(Data records)
◇ ◇ ◇ ◇ ◇ ◇ ◇

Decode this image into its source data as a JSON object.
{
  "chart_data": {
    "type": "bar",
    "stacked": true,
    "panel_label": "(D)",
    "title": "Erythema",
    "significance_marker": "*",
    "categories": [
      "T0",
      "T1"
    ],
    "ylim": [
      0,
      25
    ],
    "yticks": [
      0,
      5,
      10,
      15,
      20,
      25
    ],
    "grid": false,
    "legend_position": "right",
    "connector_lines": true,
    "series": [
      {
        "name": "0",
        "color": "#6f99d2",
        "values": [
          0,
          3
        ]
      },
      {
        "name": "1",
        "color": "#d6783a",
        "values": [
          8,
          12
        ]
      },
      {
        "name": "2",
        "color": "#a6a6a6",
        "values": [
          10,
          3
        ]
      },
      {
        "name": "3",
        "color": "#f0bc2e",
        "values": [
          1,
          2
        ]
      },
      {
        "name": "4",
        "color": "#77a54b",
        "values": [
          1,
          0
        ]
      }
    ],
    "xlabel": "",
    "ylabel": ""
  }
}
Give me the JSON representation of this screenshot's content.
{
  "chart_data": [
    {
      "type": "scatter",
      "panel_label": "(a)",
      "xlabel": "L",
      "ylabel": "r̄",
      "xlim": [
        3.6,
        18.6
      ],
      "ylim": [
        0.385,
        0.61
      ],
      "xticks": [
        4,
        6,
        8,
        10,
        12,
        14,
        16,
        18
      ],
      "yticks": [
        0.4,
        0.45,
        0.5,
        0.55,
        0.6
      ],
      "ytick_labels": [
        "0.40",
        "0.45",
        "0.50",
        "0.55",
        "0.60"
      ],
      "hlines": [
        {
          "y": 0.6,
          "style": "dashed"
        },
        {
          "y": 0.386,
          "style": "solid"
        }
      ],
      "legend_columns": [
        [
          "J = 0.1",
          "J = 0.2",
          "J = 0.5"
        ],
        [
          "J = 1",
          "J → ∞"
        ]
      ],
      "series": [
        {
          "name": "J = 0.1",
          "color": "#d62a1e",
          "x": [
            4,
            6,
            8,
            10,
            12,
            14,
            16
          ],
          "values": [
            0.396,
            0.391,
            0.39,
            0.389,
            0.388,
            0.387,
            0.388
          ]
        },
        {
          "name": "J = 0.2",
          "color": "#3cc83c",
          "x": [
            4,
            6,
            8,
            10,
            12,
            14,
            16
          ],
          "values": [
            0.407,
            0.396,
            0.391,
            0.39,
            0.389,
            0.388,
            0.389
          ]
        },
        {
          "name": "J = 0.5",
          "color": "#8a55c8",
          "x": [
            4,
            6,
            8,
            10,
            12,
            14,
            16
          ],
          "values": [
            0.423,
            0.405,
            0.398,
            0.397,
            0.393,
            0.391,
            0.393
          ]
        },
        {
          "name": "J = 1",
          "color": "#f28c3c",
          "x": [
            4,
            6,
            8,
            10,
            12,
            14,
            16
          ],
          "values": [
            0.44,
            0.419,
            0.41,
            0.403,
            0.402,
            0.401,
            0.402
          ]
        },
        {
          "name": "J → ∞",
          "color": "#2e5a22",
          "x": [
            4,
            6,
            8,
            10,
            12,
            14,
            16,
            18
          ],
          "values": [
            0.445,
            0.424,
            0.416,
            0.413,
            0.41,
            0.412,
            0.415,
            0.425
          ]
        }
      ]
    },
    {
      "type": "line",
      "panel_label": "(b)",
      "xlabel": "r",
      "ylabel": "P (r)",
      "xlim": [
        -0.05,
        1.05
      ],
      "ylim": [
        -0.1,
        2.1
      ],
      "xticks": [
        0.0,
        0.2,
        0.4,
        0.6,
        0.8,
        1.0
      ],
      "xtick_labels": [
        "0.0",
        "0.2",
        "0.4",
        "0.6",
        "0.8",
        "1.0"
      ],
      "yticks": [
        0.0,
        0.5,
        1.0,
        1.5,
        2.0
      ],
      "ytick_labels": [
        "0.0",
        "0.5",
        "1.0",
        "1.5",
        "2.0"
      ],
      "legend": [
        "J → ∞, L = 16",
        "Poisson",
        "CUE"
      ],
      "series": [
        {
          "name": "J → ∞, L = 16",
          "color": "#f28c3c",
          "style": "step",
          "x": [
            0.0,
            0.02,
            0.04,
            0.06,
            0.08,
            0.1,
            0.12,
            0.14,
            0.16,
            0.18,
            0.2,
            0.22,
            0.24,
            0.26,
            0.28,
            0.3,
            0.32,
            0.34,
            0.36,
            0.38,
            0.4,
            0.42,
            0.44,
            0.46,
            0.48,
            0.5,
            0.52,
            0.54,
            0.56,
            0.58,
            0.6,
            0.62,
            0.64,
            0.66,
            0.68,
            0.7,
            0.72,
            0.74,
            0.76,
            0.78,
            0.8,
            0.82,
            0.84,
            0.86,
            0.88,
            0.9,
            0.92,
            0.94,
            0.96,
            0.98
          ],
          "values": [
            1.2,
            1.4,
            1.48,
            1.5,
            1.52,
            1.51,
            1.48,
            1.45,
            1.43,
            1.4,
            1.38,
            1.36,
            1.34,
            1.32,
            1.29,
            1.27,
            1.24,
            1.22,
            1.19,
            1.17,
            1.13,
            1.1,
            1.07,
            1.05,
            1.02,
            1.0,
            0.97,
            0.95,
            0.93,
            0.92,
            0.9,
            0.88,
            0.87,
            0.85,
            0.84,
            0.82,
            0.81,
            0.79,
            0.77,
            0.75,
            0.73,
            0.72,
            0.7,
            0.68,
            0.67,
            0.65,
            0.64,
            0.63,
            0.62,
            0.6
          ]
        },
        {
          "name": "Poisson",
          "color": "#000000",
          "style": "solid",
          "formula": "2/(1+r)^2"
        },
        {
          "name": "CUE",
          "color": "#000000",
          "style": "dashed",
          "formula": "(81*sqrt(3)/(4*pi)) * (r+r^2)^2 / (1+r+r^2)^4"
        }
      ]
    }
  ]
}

◇ ◇ ◇ ◇ ◇ ◇ ◇

=== Requirement ===
Count each line of the data where the word "formula" appears, then reply with the total only.

=== Task response ===
2